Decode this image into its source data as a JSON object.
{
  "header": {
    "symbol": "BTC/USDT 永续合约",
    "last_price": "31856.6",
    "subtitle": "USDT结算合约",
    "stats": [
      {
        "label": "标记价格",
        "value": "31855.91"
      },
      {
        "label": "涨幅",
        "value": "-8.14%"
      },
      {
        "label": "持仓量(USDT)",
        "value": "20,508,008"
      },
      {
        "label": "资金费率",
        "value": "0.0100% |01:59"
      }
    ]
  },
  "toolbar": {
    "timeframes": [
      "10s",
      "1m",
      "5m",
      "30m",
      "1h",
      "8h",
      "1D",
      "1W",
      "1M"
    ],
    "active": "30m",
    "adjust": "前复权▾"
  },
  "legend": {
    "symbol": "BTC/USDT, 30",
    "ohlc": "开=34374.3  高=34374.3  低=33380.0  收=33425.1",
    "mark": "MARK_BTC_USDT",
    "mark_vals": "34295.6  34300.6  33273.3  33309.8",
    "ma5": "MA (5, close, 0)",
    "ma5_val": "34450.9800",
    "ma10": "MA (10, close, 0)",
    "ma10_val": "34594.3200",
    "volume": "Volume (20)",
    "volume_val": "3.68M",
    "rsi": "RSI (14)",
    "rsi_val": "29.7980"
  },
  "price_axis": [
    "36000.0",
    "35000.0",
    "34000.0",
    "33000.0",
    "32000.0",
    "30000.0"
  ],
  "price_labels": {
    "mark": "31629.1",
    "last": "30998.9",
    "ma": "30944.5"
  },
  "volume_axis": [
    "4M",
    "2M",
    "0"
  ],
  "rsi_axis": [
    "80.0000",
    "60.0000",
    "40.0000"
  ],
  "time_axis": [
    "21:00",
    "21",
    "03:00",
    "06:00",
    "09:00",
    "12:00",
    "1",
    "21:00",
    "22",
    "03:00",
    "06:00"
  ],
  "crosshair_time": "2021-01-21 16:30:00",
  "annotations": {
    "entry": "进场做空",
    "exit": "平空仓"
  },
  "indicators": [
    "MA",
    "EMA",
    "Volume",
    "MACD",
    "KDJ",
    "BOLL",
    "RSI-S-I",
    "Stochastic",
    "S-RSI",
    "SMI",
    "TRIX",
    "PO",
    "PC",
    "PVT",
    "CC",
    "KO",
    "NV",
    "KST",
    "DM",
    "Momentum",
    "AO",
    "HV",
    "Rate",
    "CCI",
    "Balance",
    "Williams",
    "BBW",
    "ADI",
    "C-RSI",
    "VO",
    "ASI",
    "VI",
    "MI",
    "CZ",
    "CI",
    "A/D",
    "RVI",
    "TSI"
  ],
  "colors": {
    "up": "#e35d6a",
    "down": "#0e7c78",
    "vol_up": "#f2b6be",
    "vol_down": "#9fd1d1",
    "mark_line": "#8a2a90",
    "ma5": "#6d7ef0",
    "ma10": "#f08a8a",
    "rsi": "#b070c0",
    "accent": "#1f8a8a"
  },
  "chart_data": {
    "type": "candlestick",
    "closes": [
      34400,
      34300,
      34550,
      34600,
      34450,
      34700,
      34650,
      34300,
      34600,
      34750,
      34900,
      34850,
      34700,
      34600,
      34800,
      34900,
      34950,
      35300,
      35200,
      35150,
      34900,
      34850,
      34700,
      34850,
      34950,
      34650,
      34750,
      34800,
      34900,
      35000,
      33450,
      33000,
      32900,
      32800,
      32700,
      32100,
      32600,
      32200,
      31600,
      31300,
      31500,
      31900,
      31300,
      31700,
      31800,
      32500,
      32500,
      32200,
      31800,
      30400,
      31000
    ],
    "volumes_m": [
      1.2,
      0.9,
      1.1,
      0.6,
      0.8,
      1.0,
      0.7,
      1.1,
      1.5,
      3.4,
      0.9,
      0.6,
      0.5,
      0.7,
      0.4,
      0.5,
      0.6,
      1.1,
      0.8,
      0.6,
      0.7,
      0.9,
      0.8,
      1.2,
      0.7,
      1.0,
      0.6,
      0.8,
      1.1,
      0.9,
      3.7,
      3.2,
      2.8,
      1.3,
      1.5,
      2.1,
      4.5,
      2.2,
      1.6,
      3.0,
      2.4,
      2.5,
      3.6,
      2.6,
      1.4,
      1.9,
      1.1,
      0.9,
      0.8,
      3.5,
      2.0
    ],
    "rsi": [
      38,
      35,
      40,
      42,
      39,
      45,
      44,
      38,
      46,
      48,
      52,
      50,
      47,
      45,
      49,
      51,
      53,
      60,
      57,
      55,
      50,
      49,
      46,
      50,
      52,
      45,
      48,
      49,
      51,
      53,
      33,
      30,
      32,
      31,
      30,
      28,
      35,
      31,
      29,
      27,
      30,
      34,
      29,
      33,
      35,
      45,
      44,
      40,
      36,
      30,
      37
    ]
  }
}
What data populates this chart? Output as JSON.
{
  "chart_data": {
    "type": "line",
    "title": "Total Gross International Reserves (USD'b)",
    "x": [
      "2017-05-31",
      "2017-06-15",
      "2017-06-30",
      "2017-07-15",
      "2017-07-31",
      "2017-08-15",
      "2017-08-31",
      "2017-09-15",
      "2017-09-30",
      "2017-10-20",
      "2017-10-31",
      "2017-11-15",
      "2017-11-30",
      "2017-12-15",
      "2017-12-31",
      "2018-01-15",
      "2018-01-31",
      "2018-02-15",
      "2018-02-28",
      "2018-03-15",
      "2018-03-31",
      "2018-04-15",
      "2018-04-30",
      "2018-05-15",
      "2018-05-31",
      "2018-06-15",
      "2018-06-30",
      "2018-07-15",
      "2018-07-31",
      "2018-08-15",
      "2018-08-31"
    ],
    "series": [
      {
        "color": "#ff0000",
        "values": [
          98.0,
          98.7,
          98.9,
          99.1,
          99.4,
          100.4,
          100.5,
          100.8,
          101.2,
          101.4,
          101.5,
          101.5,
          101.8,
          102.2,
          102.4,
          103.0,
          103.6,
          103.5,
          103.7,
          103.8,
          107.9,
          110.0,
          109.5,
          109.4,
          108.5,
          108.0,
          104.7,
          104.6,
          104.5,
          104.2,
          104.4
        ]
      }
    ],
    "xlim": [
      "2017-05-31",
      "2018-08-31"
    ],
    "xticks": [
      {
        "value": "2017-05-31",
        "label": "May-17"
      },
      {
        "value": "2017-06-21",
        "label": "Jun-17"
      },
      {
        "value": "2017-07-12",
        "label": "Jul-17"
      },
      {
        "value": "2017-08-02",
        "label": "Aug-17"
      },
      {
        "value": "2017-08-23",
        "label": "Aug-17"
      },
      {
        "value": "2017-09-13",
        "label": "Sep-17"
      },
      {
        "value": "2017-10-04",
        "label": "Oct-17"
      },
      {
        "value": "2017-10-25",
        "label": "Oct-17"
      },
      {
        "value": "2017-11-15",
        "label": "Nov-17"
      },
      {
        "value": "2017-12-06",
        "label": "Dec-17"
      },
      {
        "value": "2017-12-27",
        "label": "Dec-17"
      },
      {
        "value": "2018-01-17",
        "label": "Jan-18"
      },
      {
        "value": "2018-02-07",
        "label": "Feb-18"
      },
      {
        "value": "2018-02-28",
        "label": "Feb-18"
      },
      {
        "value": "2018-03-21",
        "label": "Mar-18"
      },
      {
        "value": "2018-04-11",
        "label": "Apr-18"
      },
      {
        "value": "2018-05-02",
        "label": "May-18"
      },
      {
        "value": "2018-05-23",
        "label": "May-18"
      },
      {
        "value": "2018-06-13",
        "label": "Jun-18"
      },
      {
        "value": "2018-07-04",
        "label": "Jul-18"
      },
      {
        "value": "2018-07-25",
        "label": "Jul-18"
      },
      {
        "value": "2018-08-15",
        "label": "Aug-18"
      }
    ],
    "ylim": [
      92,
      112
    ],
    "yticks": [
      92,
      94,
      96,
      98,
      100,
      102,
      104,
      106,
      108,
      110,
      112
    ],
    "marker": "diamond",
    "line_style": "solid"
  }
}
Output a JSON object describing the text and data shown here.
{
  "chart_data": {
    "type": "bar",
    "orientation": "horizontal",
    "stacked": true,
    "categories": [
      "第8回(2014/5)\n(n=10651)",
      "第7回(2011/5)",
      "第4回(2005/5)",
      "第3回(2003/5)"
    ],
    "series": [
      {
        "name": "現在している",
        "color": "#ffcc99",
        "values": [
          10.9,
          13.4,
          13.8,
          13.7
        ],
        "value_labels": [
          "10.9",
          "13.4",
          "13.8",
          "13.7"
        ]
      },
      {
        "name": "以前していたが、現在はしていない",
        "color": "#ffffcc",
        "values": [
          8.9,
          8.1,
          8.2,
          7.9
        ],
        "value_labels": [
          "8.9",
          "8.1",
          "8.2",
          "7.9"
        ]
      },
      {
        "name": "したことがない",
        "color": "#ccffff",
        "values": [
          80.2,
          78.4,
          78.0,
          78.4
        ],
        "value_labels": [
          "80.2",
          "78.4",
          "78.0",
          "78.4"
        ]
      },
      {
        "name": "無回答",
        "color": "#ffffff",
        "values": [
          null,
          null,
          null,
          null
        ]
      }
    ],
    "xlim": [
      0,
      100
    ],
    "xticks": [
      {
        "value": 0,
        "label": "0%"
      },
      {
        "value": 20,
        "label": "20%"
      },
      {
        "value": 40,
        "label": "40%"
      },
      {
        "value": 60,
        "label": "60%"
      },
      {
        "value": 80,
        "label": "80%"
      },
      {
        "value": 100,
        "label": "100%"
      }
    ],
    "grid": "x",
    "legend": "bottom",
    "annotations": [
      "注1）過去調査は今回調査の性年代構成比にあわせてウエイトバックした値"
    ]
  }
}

-------

Copy out every line where the word "type" occurs.

## TASK OUTPUT
    "type": "candlestick",
    "type": "line",
    "type": "bar",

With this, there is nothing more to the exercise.